> What the exercise asks: Retype each entry below, keeping every character the same.

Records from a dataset
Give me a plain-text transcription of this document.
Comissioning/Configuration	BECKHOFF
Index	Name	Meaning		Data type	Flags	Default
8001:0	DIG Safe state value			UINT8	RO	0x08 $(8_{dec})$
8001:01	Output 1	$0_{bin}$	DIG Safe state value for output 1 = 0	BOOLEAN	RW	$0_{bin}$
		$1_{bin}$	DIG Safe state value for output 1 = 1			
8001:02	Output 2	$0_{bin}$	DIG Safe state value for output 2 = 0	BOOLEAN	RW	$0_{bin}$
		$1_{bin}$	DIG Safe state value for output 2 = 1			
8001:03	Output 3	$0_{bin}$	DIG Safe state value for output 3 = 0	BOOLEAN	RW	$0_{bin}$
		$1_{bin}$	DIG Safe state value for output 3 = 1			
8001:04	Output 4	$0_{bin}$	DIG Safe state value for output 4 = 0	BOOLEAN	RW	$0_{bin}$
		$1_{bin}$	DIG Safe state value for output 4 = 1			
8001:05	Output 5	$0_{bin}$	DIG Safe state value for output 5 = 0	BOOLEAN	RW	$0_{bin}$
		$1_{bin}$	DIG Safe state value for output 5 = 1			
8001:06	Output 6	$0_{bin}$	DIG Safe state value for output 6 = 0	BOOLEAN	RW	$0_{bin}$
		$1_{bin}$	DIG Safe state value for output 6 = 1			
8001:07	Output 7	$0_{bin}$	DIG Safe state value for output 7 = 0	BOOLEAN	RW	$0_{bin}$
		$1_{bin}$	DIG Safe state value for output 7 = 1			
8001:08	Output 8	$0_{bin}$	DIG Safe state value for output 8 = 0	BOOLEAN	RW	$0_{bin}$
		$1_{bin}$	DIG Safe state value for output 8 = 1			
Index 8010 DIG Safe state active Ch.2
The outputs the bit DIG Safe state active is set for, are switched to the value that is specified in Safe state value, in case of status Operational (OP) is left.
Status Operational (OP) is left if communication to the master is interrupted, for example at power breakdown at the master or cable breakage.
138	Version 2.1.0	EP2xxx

> Written response:
Give me a plain-text transcription of this document.
Comissioning/Configuration	BECKHOFF
Index	Name	Meaning		Data type	Flags	Default
8001:0	DIG Safe state value			UINT8	RO	0x08 $(8_{dec})$
8001:01	Output 1	$0_{bin}$	DIG Safe state value for output 1 = 0	BOOLEAN	RW	$0_{bin}$
		$1_{bin}$	DIG Safe state value for output 1 = 1			
8001:02	Output 2	$0_{bin}$	DIG Safe state value for output 2 = 0	BOOLEAN	RW	$0_{bin}$
		$1_{bin}$	DIG Safe state value for output 2 = 1			
8001:03	Output 3	$0_{bin}$	DIG Safe state value for output 3 = 0	BOOLEAN	RW	$0_{bin}$
		$1_{bin}$	DIG Safe state value for output 3 = 1			
8001:04	Output 4	$0_{bin}$	DIG Safe state value for output 4 = 0	BOOLEAN	RW	$0_{bin}$
		$1_{bin}$	DIG Safe state value for output 4 = 1			
8001:05	Output 5	$0_{bin}$	DIG Safe state value for output 5 = 0	BOOLEAN	RW	$0_{bin}$
		$1_{bin}$	DIG Safe state value for output 5 = 1			
8001:06	Output 6	$0_{bin}$	DIG Safe state value for output 6 = 0	BOOLEAN	RW	$0_{bin}$
		$1_{bin}$	DIG Safe state value for output 6 = 1			
8001:07	Output 7	$0_{bin}$	DIG Safe state value for output 7 = 0	BOOLEAN	RW	$0_{bin}$
		$1_{bin}$	DIG Safe state value for output 7 = 1			
8001:08	Output 8	$0_{bin}$	DIG Safe state value for output 8 = 0	BOOLEAN	RW	$0_{bin}$
		$1_{bin}$	DIG Safe state value for output 8 = 1			
Index 8010 DIG Safe state active Ch.2
The outputs the bit DIG Safe state active is set for, are switched to the value that is specified in Safe state value, in case of status Operational (OP) is left.
Status Operational (OP) is left if communication to the master is interrupted, for example at power breakdown at the master or cable breakage.
138	Version 2.1.0	EP2xxx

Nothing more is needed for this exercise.